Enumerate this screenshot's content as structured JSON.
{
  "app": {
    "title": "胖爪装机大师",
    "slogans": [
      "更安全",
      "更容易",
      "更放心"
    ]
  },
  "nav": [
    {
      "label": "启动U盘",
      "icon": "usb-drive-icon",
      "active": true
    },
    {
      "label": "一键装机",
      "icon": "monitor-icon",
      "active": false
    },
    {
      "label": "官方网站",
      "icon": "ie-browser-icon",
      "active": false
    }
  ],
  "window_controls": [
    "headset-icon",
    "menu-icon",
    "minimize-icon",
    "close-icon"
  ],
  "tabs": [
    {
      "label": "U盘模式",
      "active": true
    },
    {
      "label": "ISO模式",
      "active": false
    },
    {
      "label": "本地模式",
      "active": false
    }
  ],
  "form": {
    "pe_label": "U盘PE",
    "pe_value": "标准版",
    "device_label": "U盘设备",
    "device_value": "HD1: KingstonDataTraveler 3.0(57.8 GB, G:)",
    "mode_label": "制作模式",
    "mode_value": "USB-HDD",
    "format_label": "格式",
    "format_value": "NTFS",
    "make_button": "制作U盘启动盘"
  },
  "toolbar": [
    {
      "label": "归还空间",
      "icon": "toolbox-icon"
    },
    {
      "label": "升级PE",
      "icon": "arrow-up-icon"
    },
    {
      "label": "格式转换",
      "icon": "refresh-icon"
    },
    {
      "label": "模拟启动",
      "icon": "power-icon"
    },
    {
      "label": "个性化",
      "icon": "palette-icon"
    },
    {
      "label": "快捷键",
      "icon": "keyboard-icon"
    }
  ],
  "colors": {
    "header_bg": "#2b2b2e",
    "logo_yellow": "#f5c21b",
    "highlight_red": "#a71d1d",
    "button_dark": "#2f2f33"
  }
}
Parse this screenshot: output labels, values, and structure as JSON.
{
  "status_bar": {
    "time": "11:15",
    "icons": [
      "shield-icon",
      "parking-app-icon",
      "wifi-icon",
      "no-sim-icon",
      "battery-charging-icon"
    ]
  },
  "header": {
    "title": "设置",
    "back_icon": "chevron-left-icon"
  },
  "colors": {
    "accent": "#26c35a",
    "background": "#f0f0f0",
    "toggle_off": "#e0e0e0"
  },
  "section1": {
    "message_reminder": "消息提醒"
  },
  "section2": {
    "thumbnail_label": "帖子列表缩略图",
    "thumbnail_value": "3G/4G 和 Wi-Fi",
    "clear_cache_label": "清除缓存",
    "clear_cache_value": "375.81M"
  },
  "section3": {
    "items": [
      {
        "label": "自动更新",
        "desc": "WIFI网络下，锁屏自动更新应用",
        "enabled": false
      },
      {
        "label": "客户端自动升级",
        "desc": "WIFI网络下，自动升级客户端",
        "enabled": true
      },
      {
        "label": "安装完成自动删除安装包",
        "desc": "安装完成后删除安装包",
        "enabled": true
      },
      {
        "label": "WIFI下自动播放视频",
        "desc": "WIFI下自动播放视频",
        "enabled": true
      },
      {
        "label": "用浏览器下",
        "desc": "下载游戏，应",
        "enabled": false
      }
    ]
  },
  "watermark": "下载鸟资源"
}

Written request
Say only how many lines in the records carry the word "WIFI网络下".

Result of the exercise
2